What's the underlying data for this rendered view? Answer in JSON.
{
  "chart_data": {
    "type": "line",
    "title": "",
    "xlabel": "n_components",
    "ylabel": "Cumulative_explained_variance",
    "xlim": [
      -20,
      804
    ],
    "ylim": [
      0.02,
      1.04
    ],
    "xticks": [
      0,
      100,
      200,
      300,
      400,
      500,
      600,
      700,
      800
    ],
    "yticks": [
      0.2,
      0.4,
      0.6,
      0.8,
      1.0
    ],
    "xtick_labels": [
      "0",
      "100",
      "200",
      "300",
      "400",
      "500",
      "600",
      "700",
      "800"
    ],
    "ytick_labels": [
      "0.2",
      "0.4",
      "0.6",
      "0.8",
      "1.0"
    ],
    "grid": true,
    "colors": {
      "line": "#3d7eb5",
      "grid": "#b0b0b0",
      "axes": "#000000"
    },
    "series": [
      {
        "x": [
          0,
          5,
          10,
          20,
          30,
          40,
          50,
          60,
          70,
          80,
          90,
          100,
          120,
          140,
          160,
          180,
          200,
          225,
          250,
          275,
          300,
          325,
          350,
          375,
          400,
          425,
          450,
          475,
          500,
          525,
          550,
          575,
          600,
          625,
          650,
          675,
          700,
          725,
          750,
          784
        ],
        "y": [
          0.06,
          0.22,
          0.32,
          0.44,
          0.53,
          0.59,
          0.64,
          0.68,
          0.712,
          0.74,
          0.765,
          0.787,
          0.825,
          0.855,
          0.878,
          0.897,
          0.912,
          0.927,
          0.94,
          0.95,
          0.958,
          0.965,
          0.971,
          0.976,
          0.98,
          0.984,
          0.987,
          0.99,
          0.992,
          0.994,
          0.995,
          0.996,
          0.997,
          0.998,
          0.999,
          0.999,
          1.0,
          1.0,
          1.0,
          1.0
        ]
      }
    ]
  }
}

---

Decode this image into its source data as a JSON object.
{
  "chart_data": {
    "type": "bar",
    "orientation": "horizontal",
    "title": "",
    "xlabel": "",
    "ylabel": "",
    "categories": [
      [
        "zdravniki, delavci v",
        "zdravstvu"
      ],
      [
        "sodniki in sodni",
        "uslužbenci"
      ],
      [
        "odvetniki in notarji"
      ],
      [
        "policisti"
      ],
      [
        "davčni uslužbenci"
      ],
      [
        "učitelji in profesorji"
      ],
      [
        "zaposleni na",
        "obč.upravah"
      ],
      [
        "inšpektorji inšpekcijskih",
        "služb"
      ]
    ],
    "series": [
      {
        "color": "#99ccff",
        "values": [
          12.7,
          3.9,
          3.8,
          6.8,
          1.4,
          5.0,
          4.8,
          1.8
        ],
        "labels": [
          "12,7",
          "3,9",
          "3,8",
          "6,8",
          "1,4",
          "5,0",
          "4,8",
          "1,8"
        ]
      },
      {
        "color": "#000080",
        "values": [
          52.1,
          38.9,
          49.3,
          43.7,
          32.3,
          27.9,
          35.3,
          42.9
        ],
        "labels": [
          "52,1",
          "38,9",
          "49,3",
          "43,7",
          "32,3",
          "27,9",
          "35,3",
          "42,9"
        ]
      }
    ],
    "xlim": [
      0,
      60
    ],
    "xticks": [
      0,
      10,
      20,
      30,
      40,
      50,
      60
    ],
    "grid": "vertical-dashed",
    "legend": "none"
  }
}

...

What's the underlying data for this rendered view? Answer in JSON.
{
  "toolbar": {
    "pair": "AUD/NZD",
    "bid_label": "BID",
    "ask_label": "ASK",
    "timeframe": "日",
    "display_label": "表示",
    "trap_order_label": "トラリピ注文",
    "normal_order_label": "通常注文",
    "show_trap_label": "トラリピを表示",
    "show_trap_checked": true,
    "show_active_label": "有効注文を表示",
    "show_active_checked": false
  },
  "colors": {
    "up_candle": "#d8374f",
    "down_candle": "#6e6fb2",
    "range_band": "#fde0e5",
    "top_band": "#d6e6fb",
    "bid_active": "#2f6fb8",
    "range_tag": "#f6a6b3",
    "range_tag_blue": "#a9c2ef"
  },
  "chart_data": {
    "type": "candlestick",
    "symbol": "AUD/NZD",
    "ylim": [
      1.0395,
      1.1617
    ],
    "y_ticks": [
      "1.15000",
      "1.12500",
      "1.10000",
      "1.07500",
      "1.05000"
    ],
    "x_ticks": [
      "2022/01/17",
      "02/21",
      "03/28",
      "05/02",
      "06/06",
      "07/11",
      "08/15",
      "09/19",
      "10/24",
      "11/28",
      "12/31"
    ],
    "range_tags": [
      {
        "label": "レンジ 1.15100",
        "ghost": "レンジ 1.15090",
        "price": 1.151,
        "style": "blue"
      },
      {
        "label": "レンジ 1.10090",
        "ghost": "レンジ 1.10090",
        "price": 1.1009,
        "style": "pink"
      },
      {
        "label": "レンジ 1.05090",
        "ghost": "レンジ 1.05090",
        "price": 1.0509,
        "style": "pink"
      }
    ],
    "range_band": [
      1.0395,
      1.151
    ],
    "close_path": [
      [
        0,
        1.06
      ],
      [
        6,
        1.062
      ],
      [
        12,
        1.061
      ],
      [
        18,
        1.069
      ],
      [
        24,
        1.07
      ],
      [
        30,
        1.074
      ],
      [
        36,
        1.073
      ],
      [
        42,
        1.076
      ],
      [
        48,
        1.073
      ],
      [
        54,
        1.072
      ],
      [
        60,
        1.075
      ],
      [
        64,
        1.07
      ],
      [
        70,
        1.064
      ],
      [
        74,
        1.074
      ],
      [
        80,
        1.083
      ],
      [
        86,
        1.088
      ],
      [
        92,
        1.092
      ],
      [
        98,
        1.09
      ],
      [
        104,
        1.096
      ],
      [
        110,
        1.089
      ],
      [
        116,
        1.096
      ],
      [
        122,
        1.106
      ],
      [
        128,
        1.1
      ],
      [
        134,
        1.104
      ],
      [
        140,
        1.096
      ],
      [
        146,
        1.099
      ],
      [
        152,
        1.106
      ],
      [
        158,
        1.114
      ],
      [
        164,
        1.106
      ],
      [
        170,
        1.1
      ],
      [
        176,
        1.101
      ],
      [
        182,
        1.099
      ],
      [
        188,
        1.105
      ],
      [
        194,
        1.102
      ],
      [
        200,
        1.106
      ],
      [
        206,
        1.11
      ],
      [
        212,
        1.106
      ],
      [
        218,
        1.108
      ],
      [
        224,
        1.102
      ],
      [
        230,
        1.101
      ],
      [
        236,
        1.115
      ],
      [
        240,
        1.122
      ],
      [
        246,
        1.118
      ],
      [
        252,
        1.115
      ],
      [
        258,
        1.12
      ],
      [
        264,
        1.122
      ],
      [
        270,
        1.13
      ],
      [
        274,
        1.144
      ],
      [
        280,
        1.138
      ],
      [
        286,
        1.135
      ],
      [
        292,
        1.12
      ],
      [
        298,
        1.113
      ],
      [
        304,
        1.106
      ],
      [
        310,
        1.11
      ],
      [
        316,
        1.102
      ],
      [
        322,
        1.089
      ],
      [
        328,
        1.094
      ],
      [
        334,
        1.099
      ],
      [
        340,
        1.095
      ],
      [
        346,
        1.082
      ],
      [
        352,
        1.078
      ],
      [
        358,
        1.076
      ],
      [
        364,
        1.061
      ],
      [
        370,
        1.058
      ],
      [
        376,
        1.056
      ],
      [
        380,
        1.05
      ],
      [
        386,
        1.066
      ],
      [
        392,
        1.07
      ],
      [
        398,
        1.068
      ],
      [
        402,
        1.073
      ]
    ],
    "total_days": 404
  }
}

- REQUIRED TASK:
Across the material above, count every line holding "type" and write down only the number.

- OUTPUT BELOW:
3